-- Job --
Of the lines in the data below, count the ones holding the string "JSON", and answer with that number only.
* * * * * * *
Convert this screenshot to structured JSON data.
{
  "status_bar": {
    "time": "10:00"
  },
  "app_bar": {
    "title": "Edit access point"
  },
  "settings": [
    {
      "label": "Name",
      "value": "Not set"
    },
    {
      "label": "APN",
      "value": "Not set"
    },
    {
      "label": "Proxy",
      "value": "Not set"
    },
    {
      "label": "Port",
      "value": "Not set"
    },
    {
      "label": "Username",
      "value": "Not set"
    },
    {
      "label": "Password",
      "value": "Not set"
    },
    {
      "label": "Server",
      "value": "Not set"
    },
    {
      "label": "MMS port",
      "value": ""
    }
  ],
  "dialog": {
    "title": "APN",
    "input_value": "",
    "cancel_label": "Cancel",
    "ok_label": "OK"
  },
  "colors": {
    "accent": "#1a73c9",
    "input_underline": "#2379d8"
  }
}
* * * * * * *
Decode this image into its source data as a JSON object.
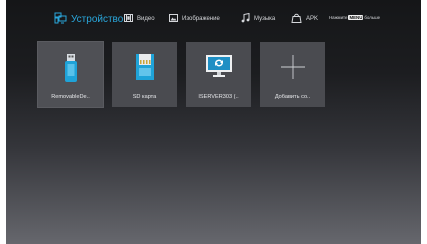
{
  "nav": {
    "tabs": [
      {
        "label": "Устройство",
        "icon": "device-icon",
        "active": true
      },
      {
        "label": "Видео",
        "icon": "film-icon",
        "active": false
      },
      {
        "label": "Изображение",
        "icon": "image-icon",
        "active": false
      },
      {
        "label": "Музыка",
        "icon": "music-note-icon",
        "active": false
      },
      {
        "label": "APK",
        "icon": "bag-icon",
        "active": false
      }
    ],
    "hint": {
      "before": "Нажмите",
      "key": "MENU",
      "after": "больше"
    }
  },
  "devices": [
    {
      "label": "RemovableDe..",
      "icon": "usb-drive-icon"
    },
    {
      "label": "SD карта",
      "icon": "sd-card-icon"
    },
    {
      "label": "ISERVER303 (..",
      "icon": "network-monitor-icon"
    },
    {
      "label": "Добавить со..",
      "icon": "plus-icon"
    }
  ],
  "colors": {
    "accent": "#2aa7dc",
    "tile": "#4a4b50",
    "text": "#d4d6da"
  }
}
* * * * * * *
-- Task solution --
2